AIM: Output each entry exactly; skip nothing.

SOURCE RECORDS:
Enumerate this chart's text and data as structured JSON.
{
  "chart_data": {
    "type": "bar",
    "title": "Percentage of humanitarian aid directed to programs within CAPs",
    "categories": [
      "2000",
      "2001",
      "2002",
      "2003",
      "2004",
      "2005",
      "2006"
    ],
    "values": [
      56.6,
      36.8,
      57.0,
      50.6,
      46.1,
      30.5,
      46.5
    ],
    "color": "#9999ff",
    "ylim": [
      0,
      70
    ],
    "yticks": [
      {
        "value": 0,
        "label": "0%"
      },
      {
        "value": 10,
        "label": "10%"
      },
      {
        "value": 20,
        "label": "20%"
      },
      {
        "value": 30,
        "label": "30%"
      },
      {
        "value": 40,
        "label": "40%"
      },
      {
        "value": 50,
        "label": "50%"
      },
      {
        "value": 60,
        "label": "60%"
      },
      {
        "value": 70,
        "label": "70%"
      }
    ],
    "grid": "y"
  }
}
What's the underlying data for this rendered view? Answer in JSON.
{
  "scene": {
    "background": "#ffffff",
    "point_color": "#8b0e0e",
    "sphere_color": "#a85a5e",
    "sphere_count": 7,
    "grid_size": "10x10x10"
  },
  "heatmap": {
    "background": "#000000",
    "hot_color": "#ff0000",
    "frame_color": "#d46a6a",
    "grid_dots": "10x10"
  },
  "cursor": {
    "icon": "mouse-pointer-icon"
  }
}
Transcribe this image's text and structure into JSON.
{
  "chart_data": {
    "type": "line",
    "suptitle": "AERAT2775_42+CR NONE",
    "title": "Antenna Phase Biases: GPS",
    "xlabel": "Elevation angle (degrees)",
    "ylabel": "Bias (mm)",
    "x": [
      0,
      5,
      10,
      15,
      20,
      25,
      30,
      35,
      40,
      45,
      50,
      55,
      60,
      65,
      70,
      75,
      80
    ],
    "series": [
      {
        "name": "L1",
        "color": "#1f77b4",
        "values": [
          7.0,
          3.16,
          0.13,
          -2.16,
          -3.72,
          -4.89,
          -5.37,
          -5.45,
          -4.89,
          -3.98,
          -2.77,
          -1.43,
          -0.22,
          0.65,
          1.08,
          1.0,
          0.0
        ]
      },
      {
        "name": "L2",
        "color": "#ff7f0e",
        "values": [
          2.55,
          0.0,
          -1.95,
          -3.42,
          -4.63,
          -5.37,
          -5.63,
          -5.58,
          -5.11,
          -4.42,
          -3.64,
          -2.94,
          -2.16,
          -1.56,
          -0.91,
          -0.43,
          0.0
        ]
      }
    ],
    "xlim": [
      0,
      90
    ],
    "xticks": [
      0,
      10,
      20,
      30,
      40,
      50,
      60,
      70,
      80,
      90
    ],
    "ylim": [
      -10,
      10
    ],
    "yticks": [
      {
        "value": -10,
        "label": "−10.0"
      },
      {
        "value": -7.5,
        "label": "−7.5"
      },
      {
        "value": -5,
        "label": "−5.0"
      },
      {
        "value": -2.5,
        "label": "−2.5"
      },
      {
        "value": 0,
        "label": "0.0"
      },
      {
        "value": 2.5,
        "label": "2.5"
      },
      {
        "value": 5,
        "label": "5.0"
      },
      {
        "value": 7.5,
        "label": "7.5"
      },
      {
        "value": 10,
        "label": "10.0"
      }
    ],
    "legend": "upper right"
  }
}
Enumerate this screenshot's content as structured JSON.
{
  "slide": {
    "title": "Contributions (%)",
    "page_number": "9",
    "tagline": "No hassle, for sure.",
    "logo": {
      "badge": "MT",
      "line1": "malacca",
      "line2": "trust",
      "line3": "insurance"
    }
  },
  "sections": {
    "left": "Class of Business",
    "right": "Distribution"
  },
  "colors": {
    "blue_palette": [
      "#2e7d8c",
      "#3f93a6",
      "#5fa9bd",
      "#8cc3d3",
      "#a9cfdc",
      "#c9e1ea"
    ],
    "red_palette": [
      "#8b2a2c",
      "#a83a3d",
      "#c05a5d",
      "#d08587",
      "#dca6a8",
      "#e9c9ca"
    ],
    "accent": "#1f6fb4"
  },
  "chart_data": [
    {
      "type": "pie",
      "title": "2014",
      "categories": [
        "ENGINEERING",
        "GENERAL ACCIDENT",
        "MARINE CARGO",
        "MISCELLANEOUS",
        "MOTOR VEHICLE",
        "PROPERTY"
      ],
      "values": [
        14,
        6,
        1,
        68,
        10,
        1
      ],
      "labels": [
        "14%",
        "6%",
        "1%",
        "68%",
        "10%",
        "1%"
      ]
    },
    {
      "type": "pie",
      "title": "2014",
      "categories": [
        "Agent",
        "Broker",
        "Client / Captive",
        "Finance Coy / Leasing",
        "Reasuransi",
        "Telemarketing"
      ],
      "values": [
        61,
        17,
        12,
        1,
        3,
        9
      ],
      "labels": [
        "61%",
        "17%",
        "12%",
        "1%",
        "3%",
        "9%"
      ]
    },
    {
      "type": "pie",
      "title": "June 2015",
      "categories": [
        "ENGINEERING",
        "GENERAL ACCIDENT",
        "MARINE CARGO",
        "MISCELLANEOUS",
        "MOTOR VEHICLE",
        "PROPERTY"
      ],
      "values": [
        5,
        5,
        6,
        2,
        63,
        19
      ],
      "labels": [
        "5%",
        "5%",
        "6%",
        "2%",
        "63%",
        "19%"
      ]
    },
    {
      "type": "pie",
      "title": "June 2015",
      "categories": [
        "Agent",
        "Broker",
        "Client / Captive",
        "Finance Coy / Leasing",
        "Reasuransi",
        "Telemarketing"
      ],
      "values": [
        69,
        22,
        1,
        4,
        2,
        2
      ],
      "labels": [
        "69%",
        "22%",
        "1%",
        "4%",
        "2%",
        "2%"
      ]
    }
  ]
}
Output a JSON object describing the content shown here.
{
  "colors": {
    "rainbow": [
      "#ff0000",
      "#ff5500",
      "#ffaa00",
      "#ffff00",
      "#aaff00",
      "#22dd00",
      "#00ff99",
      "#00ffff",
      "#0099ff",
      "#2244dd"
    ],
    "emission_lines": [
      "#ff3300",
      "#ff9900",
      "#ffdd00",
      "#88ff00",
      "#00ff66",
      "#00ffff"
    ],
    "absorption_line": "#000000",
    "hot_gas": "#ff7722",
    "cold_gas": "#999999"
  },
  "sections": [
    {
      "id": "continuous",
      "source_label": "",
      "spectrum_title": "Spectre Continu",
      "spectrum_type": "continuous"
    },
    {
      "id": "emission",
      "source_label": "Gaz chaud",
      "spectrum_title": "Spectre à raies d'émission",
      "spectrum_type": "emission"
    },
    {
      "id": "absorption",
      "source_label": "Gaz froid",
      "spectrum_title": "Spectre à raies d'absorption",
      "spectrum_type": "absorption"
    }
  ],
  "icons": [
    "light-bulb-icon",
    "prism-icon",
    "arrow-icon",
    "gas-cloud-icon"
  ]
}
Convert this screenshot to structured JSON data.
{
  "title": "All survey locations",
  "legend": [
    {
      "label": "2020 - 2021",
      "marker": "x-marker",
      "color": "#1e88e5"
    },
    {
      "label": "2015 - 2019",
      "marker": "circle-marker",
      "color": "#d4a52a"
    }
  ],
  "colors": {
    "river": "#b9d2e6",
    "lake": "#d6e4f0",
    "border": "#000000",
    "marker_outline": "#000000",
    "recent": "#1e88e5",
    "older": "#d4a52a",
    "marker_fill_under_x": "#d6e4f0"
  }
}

FINAL ANSWER:
Enumerate this chart's text and data as structured JSON.
{
  "chart_data": {
    "type": "bar",
    "title": "Percentage of humanitarian aid directed to programs within CAPs",
    "categories": [
      "2000",
      "2001",
      "2002",
      "2003",
      "2004",
      "2005",
      "2006"
    ],
    "values": [
      56.6,
      36.8,
      57.0,
      50.6,
      46.1,
      30.5,
      46.5
    ],
    "color": "#9999ff",
    "ylim": [
      0,
      70
    ],
    "yticks": [
      {
        "value": 0,
        "label": "0%"
      },
      {
        "value": 10,
        "label": "10%"
      },
      {
        "value": 20,
        "label": "20%"
      },
      {
        "value": 30,
        "label": "30%"
      },
      {
        "value": 40,
        "label": "40%"
      },
      {
        "value": 50,
        "label": "50%"
      },
      {
        "value": 60,
        "label": "60%"
      },
      {
        "value": 70,
        "label": "70%"
      }
    ],
    "grid": "y"
  }
}
What's the underlying data for this rendered view? Answer in JSON.
{
  "scene": {
    "background": "#ffffff",
    "point_color": "#8b0e0e",
    "sphere_color": "#a85a5e",
    "sphere_count": 7,
    "grid_size": "10x10x10"
  },
  "heatmap": {
    "background": "#000000",
    "hot_color": "#ff0000",
    "frame_color": "#d46a6a",
    "grid_dots": "10x10"
  },
  "cursor": {
    "icon": "mouse-pointer-icon"
  }
}
Transcribe this image's text and structure into JSON.
{
  "chart_data": {
    "type": "line",
    "suptitle": "AERAT2775_42+CR NONE",
    "title": "Antenna Phase Biases: GPS",
    "xlabel": "Elevation angle (degrees)",
    "ylabel": "Bias (mm)",
    "x": [
      0,
      5,
      10,
      15,
      20,
      25,
      30,
      35,
      40,
      45,
      50,
      55,
      60,
      65,
      70,
      75,
      80
    ],
    "series": [
      {
        "name": "L1",
        "color": "#1f77b4",
        "values": [
          7.0,
          3.16,
          0.13,
          -2.16,
          -3.72,
          -4.89,
          -5.37,
          -5.45,
          -4.89,
          -3.98,
          -2.77,
          -1.43,
          -0.22,
          0.65,
          1.08,
          1.0,
          0.0
        ]
      },
      {
        "name": "L2",
        "color": "#ff7f0e",
        "values": [
          2.55,
          0.0,
          -1.95,
          -3.42,
          -4.63,
          -5.37,
          -5.63,
          -5.58,
          -5.11,
          -4.42,
          -3.64,
          -2.94,
          -2.16,
          -1.56,
          -0.91,
          -0.43,
          0.0
        ]
      }
    ],
    "xlim": [
      0,
      90
    ],
    "xticks": [
      0,
      10,
      20,
      30,
      40,
      50,
      60,
      70,
      80,
      90
    ],
    "ylim": [
      -10,
      10
    ],
    "yticks": [
      {
        "value": -10,
        "label": "−10.0"
      },
      {
        "value": -7.5,
        "label": "−7.5"
      },
      {
        "value": -5,
        "label": "−5.0"
      },
      {
        "value": -2.5,
        "label": "−2.5"
      },
      {
        "value": 0,
        "label": "0.0"
      },
      {
        "value": 2.5,
        "label": "2.5"
      },
      {
        "value": 5,
        "label": "5.0"
      },
      {
        "value": 7.5,
        "label": "7.5"
      },
      {
        "value": 10,
        "label": "10.0"
      }
    ],
    "legend": "upper right"
  }
}
Enumerate this screenshot's content as structured JSON.
{
  "slide": {
    "title": "Contributions (%)",
    "page_number": "9",
    "tagline": "No hassle, for sure.",
    "logo": {
      "badge": "MT",
      "line1": "malacca",
      "line2": "trust",
      "line3": "insurance"
    }
  },
  "sections": {
    "left": "Class of Business",
    "right": "Distribution"
  },
  "colors": {
    "blue_palette": [
      "#2e7d8c",
      "#3f93a6",
      "#5fa9bd",
      "#8cc3d3",
      "#a9cfdc",
      "#c9e1ea"
    ],
    "red_palette": [
      "#8b2a2c",
      "#a83a3d",
      "#c05a5d",
      "#d08587",
      "#dca6a8",
      "#e9c9ca"
    ],
    "accent": "#1f6fb4"
  },
  "chart_data": [
    {
      "type": "pie",
      "title": "2014",
      "categories": [
        "ENGINEERING",
        "GENERAL ACCIDENT",
        "MARINE CARGO",
        "MISCELLANEOUS",
        "MOTOR VEHICLE",
        "PROPERTY"
      ],
      "values": [
        14,
        6,
        1,
        68,
        10,
        1
      ],
      "labels": [
        "14%",
        "6%",
        "1%",
        "68%",
        "10%",
        "1%"
      ]
    },
    {
      "type": "pie",
      "title": "2014",
      "categories": [
        "Agent",
        "Broker",
        "Client / Captive",
        "Finance Coy / Leasing",
        "Reasuransi",
        "Telemarketing"
      ],
      "values": [
        61,
        17,
        12,
        1,
        3,
        9
      ],
      "labels": [
        "61%",
        "17%",
        "12%",
        "1%",
        "3%",
        "9%"
      ]
    },
    {
      "type": "pie",
      "title": "June 2015",
      "categories": [
        "ENGINEERING",
        "GENERAL ACCIDENT",
        "MARINE CARGO",
        "MISCELLANEOUS",
        "MOTOR VEHICLE",
        "PROPERTY"
      ],
      "values": [
        5,
        5,
        6,
        2,
        63,
        19
      ],
      "labels": [
        "5%",
        "5%",
        "6%",
        "2%",
        "63%",
        "19%"
      ]
    },
    {
      "type": "pie",
      "title": "June 2015",
      "categories": [
        "Agent",
        "Broker",
        "Client / Captive",
        "Finance Coy / Leasing",
        "Reasuransi",
        "Telemarketing"
      ],
      "values": [
        69,
        22,
        1,
        4,
        2,
        2
      ],
      "labels": [
        "69%",
        "22%",
        "1%",
        "4%",
        "2%",
        "2%"
      ]
    }
  ]
}
Output a JSON object describing the content shown here.
{
  "colors": {
    "rainbow": [
      "#ff0000",
      "#ff5500",
      "#ffaa00",
      "#ffff00",
      "#aaff00",
      "#22dd00",
      "#00ff99",
      "#00ffff",
      "#0099ff",
      "#2244dd"
    ],
    "emission_lines": [
      "#ff3300",
      "#ff9900",
      "#ffdd00",
      "#88ff00",
      "#00ff66",
      "#00ffff"
    ],
    "absorption_line": "#000000",
    "hot_gas": "#ff7722",
    "cold_gas": "#999999"
  },
  "sections": [
    {
      "id": "continuous",
      "source_label": "",
      "spectrum_title": "Spectre Continu",
      "spectrum_type": "continuous"
    },
    {
      "id": "emission",
      "source_label": "Gaz chaud",
      "spectrum_title": "Spectre à raies d'émission",
      "spectrum_type": "emission"
    },
    {
      "id": "absorption",
      "source_label": "Gaz froid",
      "spectrum_title": "Spectre à raies d'absorption",
      "spectrum_type": "absorption"
    }
  ],
  "icons": [
    "light-bulb-icon",
    "prism-icon",
    "arrow-icon",
    "gas-cloud-icon"
  ]
}
Convert this screenshot to structured JSON data.
{
  "title": "All survey locations",
  "legend": [
    {
      "label": "2020 - 2021",
      "marker": "x-marker",
      "color": "#1e88e5"
    },
    {
      "label": "2015 - 2019",
      "marker": "circle-marker",
      "color": "#d4a52a"
    }
  ],
  "colors": {
    "river": "#b9d2e6",
    "lake": "#d6e4f0",
    "border": "#000000",
    "marker_outline": "#000000",
    "recent": "#1e88e5",
    "older": "#d4a52a",
    "marker_fill_under_x": "#d6e4f0"
  }
}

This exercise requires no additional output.